AIM: From the entries below, copy every line where the string "zijn" appears.
======== RECORDS SHOWN
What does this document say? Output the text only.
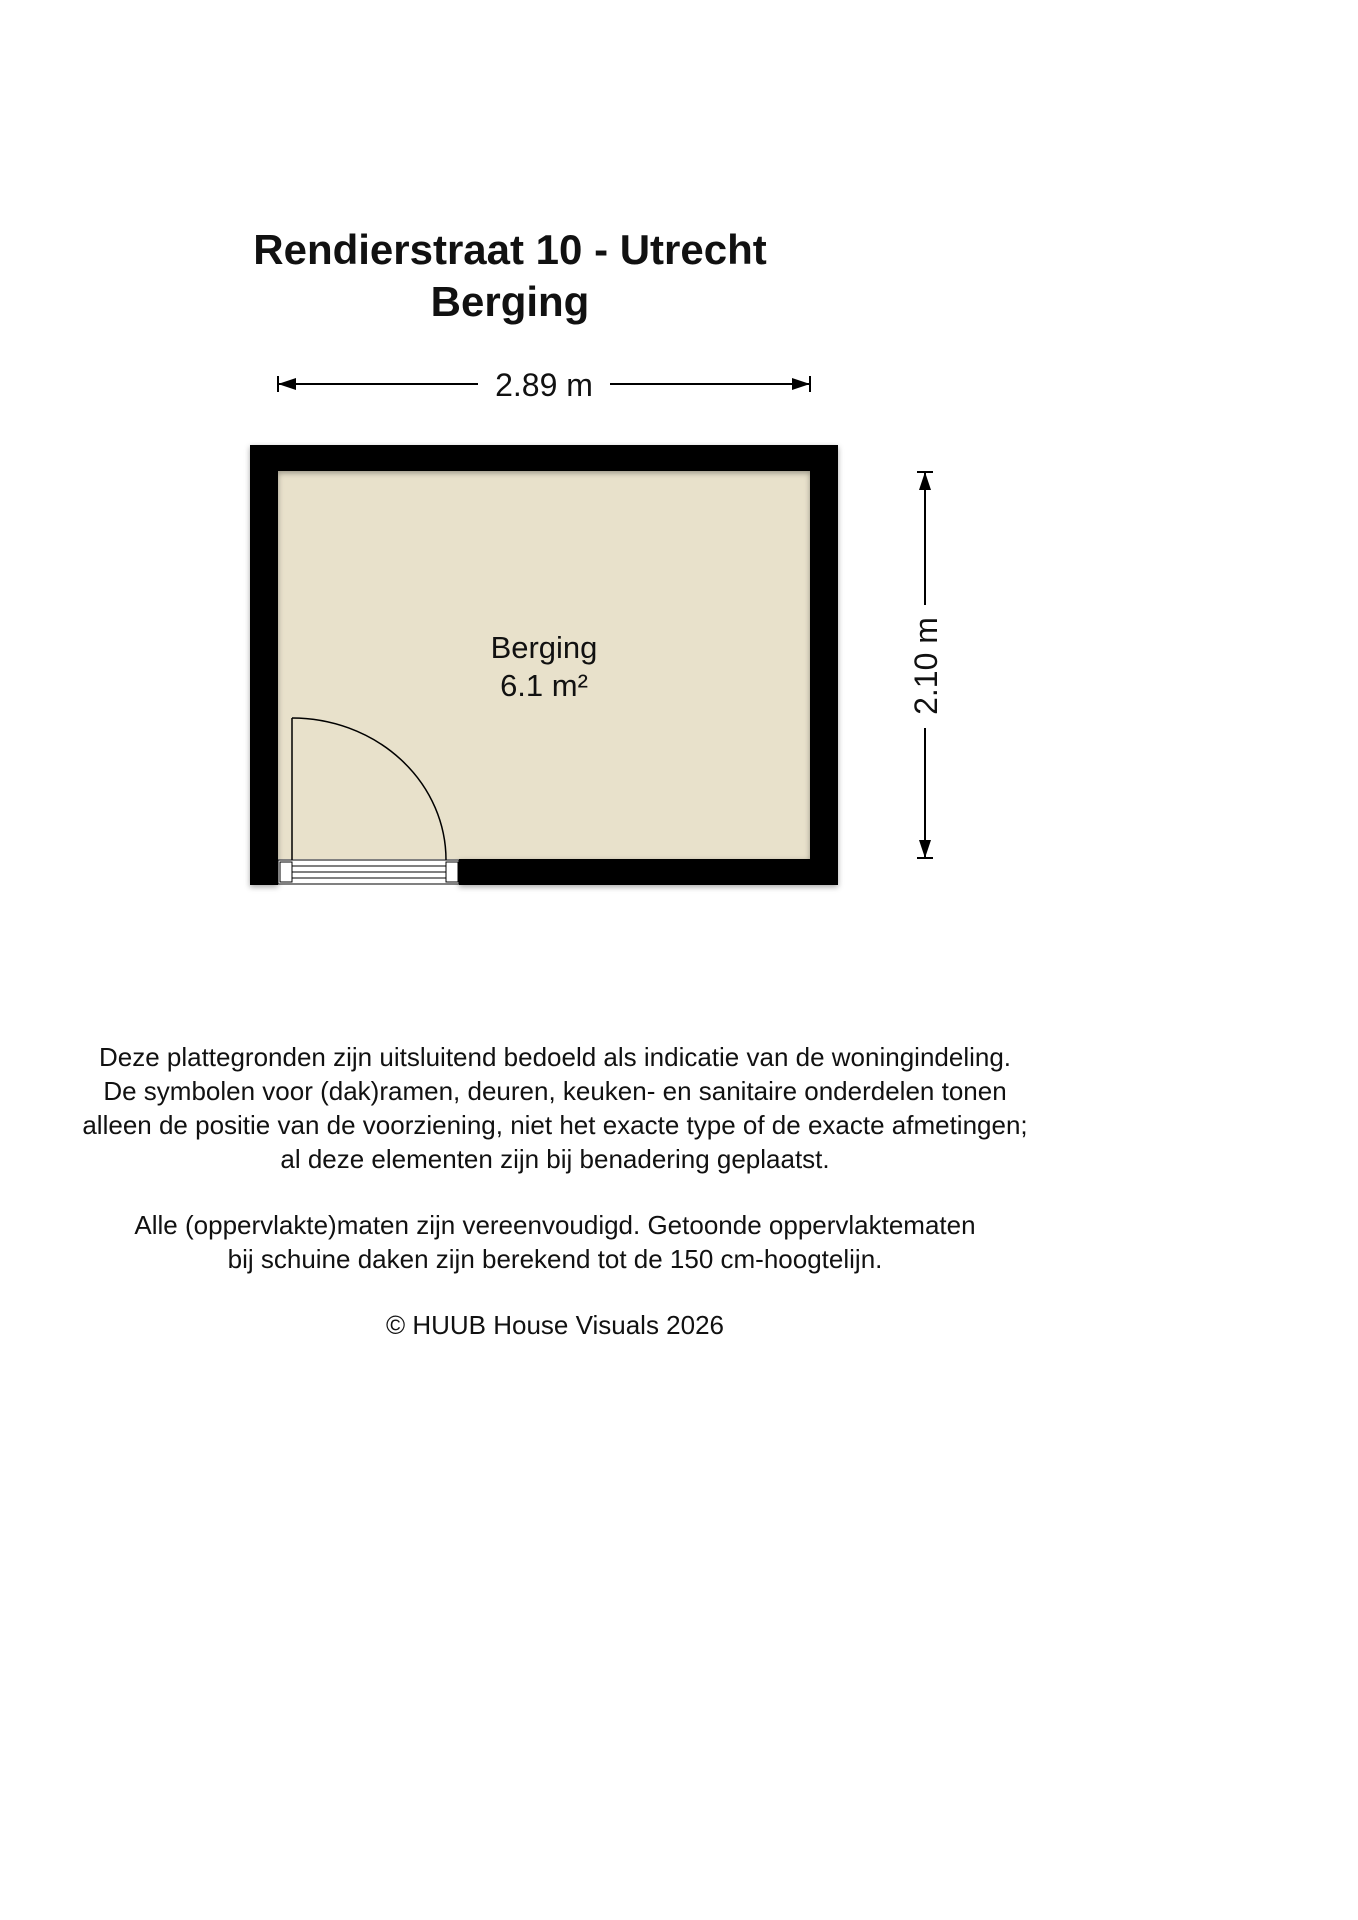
Rendierstraat 10 - Utrecht
Berging
2.89 m
2.10 m
Berging
6.1 m²

Deze plattegronden zijn uitsluitend bedoeld als indicatie van de woningindeling.
De symbolen voor (dak)ramen, deuren, keuken- en sanitaire onderdelen tonen
alleen de positie van de voorziening, niet het exacte type of de exacte afmetingen;
al deze elementen zijn bij benadering geplaatst.

Alle (oppervlakte)maten zijn vereenvoudigd. Getoonde oppervlaktematen
bij schuine daken zijn berekend tot de 150 cm-hoogtelijn.

© HUUB House Visuals 2026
================
RESPONSE TO THIS EXERCISE:
Deze plattegronden zijn uitsluitend bedoeld als indicatie van de woningindeling.
al deze elementen zijn bij benadering geplaatst.
Alle (oppervlakte)maten zijn vereenvoudigd. Getoonde oppervlaktematen
bij schuine daken zijn berekend tot de 150 cm-hoogtelijn.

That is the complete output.